The data below should be restated word for word, with every picture omitted.
_____
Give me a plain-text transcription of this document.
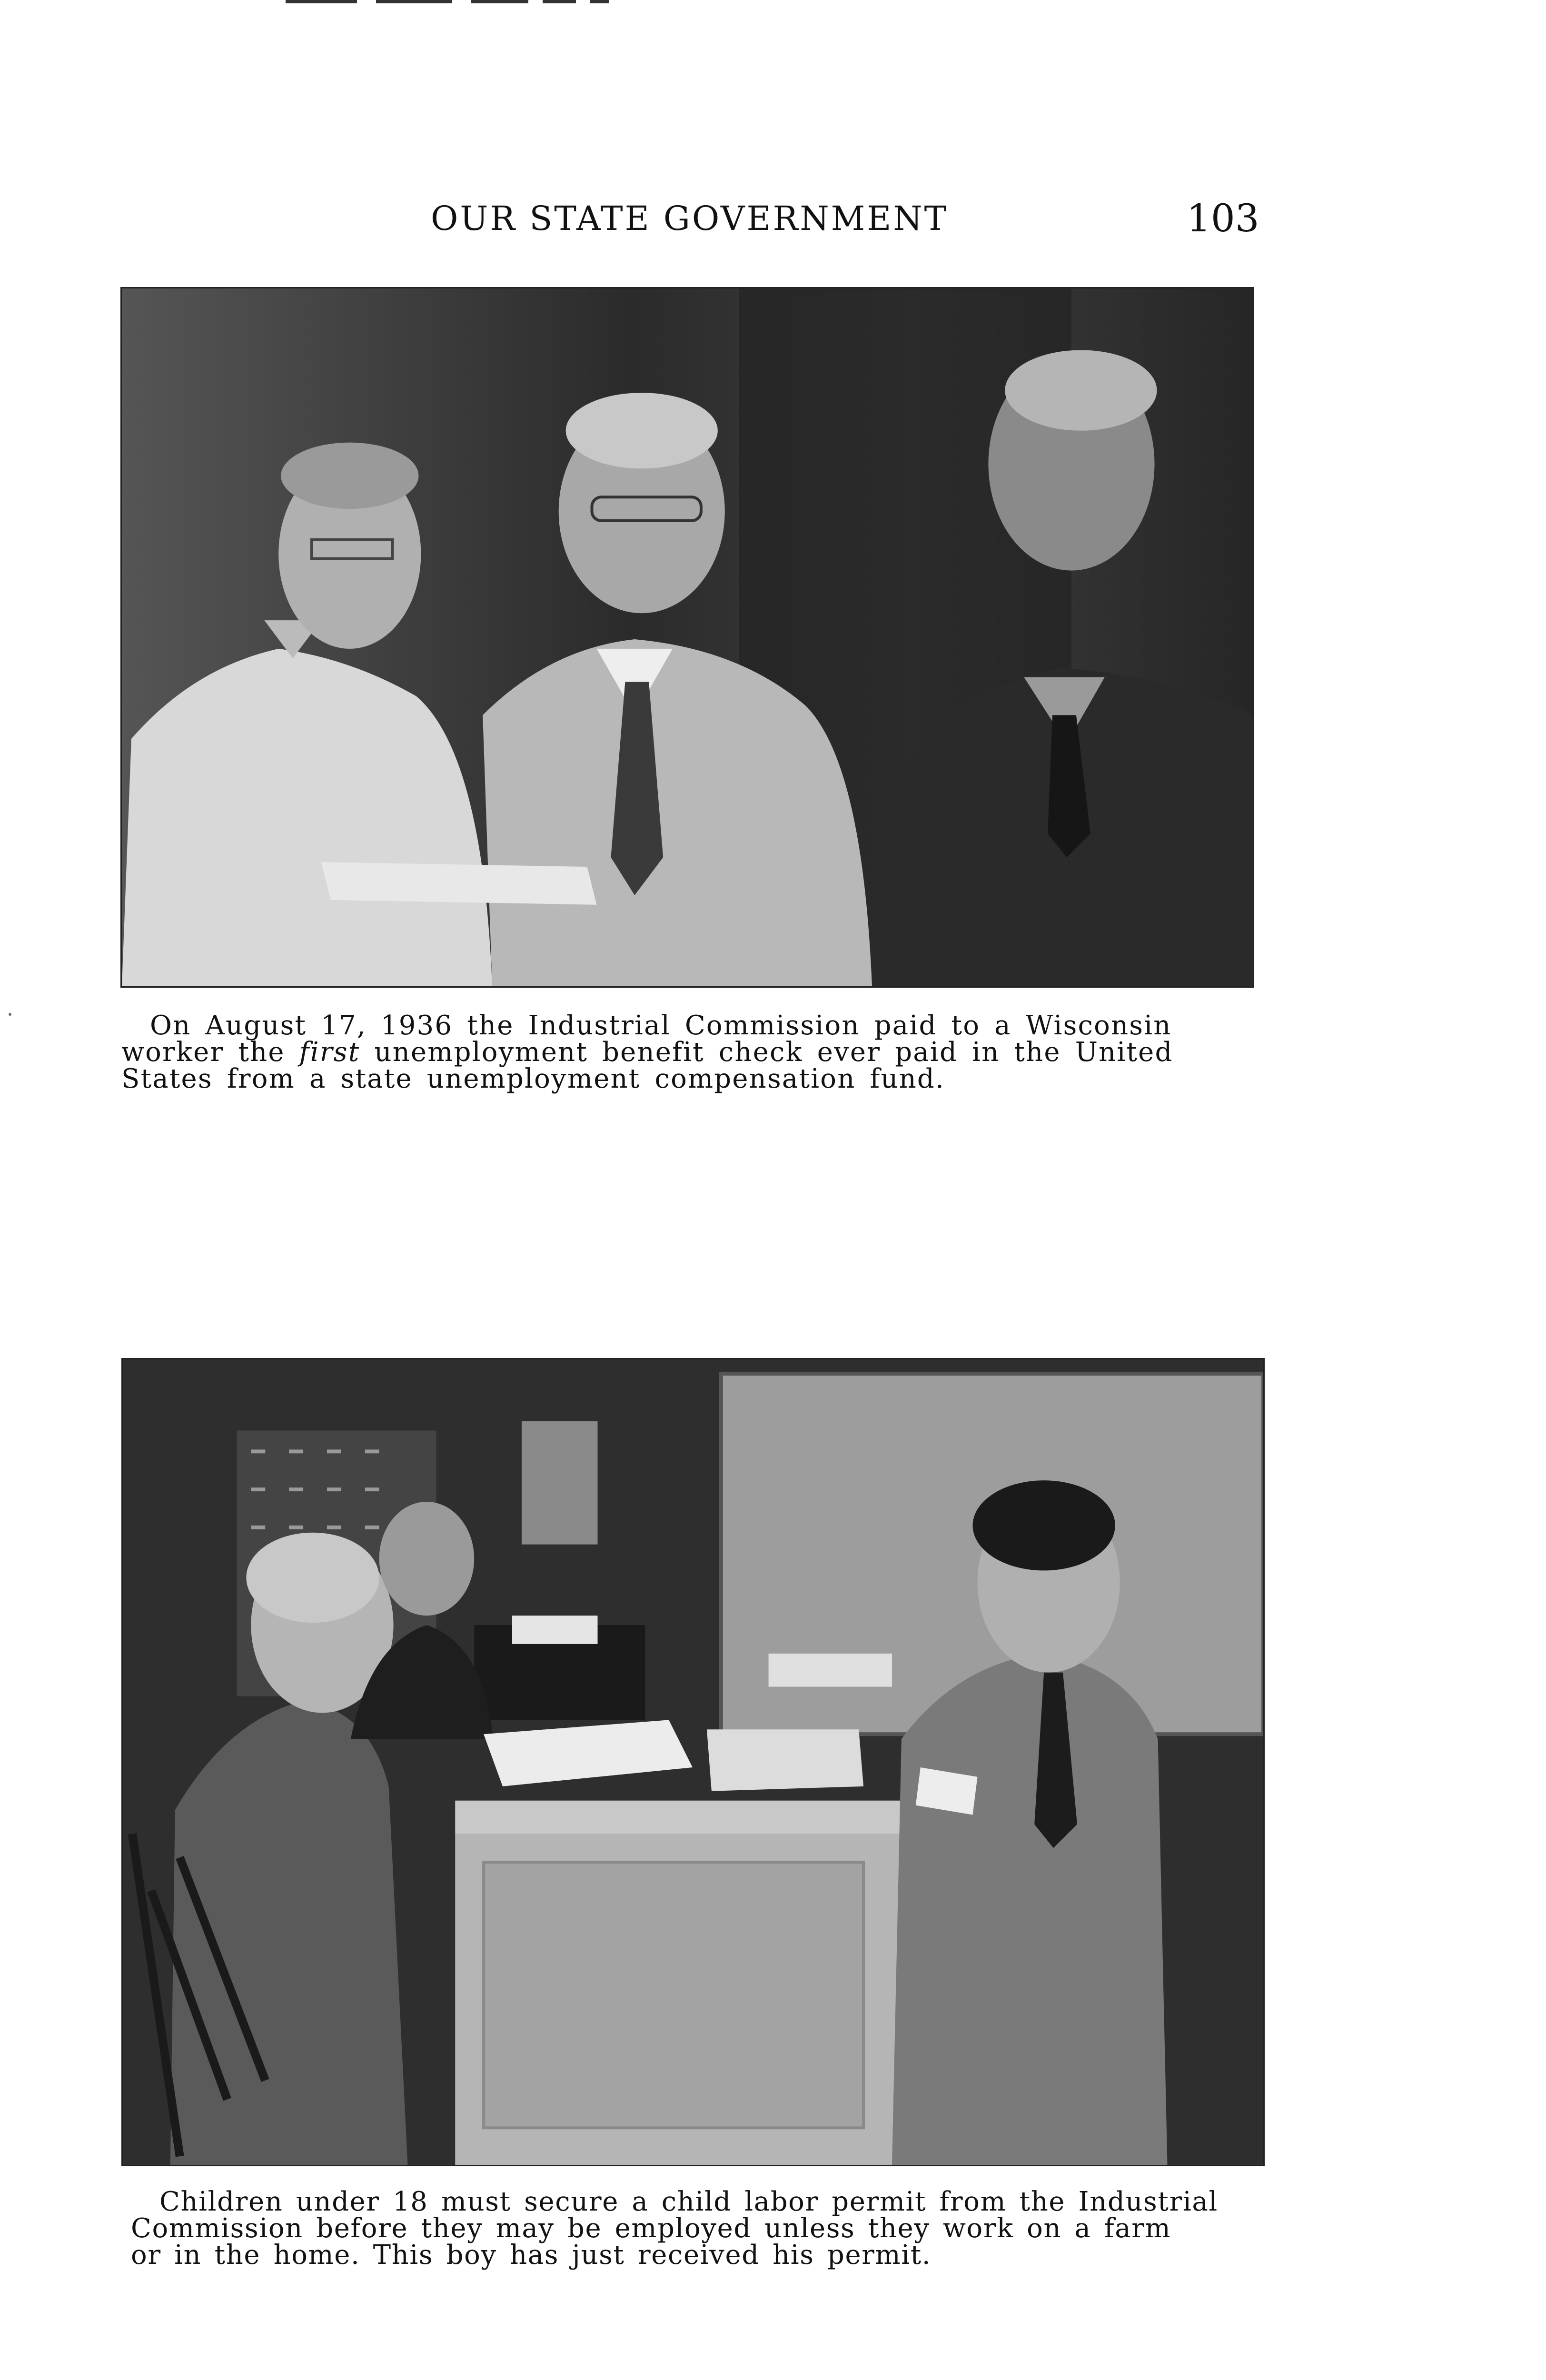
OUR STATE GOVERNMENT	103
On August 17, 1936 the Industrial Commission paid to a Wisconsin
worker the first unemployment benefit check ever paid in the United
States from a state unemployment compensation fund.
Children under 18 must secure a child labor permit from the Industrial
Commission before they may be employed unless they work on a farm
or in the home. This boy has just received his permit.
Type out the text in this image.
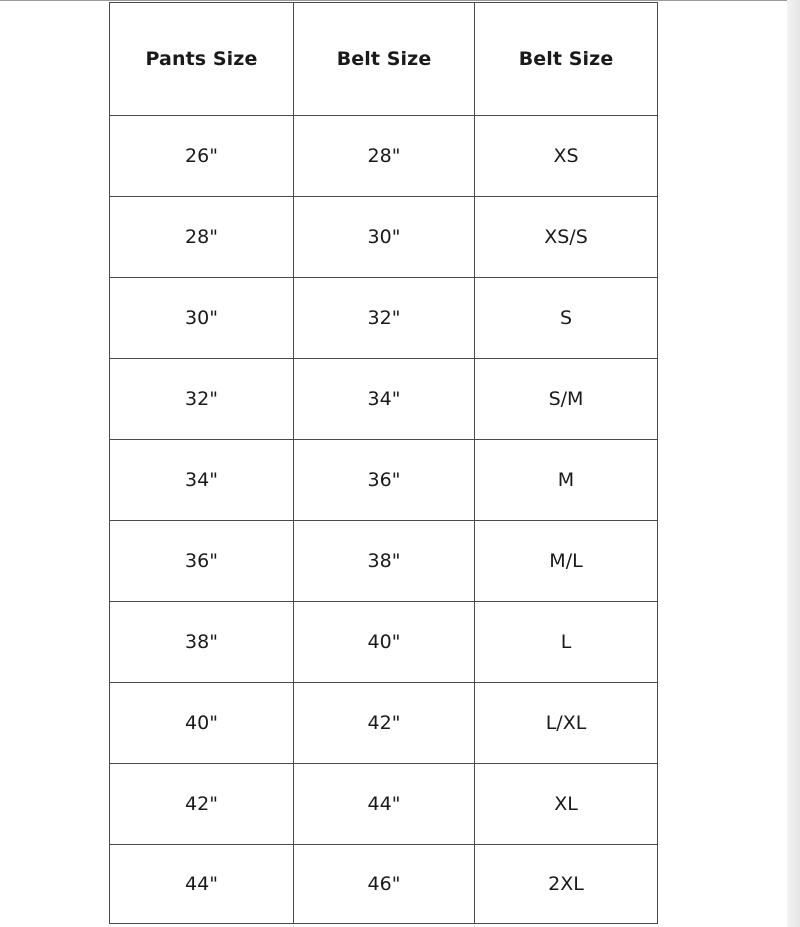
Pants Size	Belt Size	Belt Size
26"	28"	XS
28"	30"	XS/S
30"	32"	S
32"	34"	S/M
34"	36"	M
36"	38"	M/L
38"	40"	L
40"	42"	L/XL
42"	44"	XL
44"	46"	2XL
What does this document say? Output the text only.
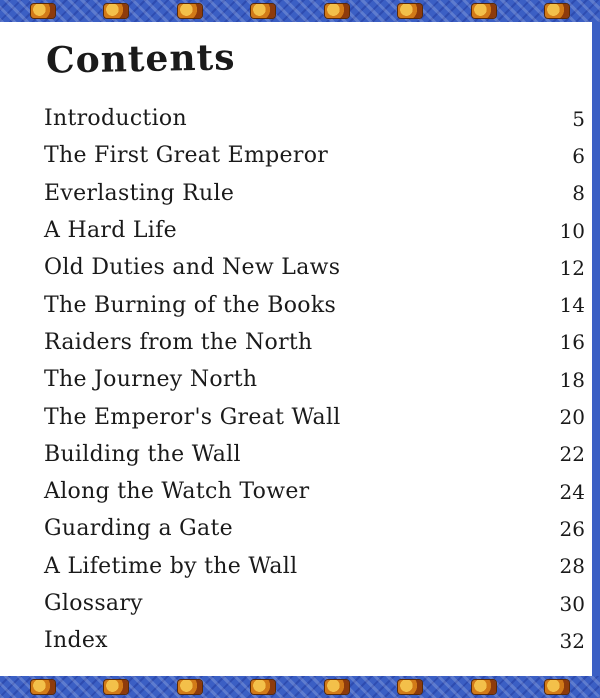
Contents
Introduction	5
The First Great Emperor	6
Everlasting Rule	8
A Hard Life	10
Old Duties and New Laws	12
The Burning of the Books	14
Raiders from the North	16
The Journey North	18
The Emperor's Great Wall	20
Building the Wall	22
Along the Watch Tower	24
Guarding a Gate	26
A Lifetime by the Wall	28
Glossary	30
Index	32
_____
• _Solution_:
Give me a plain-text transcription of this document.
OUR STATE GOVERNMENT	103
On August 17, 1936 the Industrial Commission paid to a Wisconsin
worker the first unemployment benefit check ever paid in the United
States from a state unemployment compensation fund.
Children under 18 must secure a child labor permit from the Industrial
Commission before they may be employed unless they work on a farm
or in the home. This boy has just received his permit.
Type out the text in this image.
Pants Size	Belt Size	Belt Size
26"	28"	XS
28"	30"	XS/S
30"	32"	S
32"	34"	S/M
34"	36"	M
36"	38"	M/L
38"	40"	L
40"	42"	L/XL
42"	44"	XL
44"	46"	2XL
What does this document say? Output the text only.
Contents
Introduction	5
The First Great Emperor	6
Everlasting Rule	8
A Hard Life	10
Old Duties and New Laws	12
The Burning of the Books	14
Raiders from the North	16
The Journey North	18
The Emperor's Great Wall	20
Building the Wall	22
Along the Watch Tower	24
Guarding a Gate	26
A Lifetime by the Wall	28
Glossary	30
Index	32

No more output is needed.